▸ **YOUR GOAL**:
Give the data a second time, exactly and in full.

▸ **RECORD EXCERPTS**:
━━━
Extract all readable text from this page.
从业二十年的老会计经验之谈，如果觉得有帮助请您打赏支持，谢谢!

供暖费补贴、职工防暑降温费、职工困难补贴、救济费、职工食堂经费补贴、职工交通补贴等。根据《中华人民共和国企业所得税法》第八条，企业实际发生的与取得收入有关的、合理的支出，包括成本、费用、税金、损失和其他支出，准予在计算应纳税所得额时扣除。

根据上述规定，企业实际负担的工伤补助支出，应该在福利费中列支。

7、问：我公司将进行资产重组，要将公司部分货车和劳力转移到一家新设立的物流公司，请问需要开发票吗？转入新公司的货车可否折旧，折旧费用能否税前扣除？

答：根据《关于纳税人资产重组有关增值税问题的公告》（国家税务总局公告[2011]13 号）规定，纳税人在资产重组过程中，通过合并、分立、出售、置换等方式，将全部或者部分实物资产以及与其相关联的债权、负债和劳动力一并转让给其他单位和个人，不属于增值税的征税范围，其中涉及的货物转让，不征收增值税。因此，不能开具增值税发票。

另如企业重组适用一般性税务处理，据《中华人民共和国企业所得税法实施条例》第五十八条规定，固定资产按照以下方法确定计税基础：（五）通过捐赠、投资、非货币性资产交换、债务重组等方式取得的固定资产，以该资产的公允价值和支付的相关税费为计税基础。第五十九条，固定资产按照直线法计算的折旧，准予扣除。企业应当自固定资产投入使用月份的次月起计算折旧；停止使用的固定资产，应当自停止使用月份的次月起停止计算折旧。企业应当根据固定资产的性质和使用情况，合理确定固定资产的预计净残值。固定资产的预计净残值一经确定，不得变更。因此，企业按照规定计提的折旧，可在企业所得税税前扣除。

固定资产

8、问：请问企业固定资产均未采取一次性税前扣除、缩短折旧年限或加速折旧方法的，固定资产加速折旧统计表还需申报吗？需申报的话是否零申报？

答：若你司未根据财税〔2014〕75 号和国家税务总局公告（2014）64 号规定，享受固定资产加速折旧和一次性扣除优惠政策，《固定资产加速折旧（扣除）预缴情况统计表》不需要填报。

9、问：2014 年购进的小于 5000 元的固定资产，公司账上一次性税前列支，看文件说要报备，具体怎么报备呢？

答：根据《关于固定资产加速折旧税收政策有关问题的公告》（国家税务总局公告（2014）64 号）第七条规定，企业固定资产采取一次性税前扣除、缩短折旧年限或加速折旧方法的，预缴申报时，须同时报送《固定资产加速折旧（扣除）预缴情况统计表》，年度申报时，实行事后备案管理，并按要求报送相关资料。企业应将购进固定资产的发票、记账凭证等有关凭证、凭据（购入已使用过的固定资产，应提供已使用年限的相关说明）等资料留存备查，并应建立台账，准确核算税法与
━━━
▸ **RESULT OF THE EXERCISE**:
Extract all readable text from this page.
从业二十年的老会计经验之谈，如果觉得有帮助请您打赏支持，谢谢!

供暖费补贴、职工防暑降温费、职工困难补贴、救济费、职工食堂经费补贴、职工交通补贴等。根据《中华人民共和国企业所得税法》第八条，企业实际发生的与取得收入有关的、合理的支出，包括成本、费用、税金、损失和其他支出，准予在计算应纳税所得额时扣除。

根据上述规定，企业实际负担的工伤补助支出，应该在福利费中列支。

7、问：我公司将进行资产重组，要将公司部分货车和劳力转移到一家新设立的物流公司，请问需要开发票吗？转入新公司的货车可否折旧，折旧费用能否税前扣除？

答：根据《关于纳税人资产重组有关增值税问题的公告》（国家税务总局公告[2011]13 号）规定，纳税人在资产重组过程中，通过合并、分立、出售、置换等方式，将全部或者部分实物资产以及与其相关联的债权、负债和劳动力一并转让给其他单位和个人，不属于增值税的征税范围，其中涉及的货物转让，不征收增值税。因此，不能开具增值税发票。

另如企业重组适用一般性税务处理，据《中华人民共和国企业所得税法实施条例》第五十八条规定，固定资产按照以下方法确定计税基础：（五）通过捐赠、投资、非货币性资产交换、债务重组等方式取得的固定资产，以该资产的公允价值和支付的相关税费为计税基础。第五十九条，固定资产按照直线法计算的折旧，准予扣除。企业应当自固定资产投入使用月份的次月起计算折旧；停止使用的固定资产，应当自停止使用月份的次月起停止计算折旧。企业应当根据固定资产的性质和使用情况，合理确定固定资产的预计净残值。固定资产的预计净残值一经确定，不得变更。因此，企业按照规定计提的折旧，可在企业所得税税前扣除。

固定资产

8、问：请问企业固定资产均未采取一次性税前扣除、缩短折旧年限或加速折旧方法的，固定资产加速折旧统计表还需申报吗？需申报的话是否零申报？

答：若你司未根据财税〔2014〕75 号和国家税务总局公告（2014）64 号规定，享受固定资产加速折旧和一次性扣除优惠政策，《固定资产加速折旧（扣除）预缴情况统计表》不需要填报。

9、问：2014 年购进的小于 5000 元的固定资产，公司账上一次性税前列支，看文件说要报备，具体怎么报备呢？

答：根据《关于固定资产加速折旧税收政策有关问题的公告》（国家税务总局公告（2014）64 号）第七条规定，企业固定资产采取一次性税前扣除、缩短折旧年限或加速折旧方法的，预缴申报时，须同时报送《固定资产加速折旧（扣除）预缴情况统计表》，年度申报时，实行事后备案管理，并按要求报送相关资料。企业应将购进固定资产的发票、记账凭证等有关凭证、凭据（购入已使用过的固定资产，应提供已使用年限的相关说明）等资料留存备查，并应建立台账，准确核算税法与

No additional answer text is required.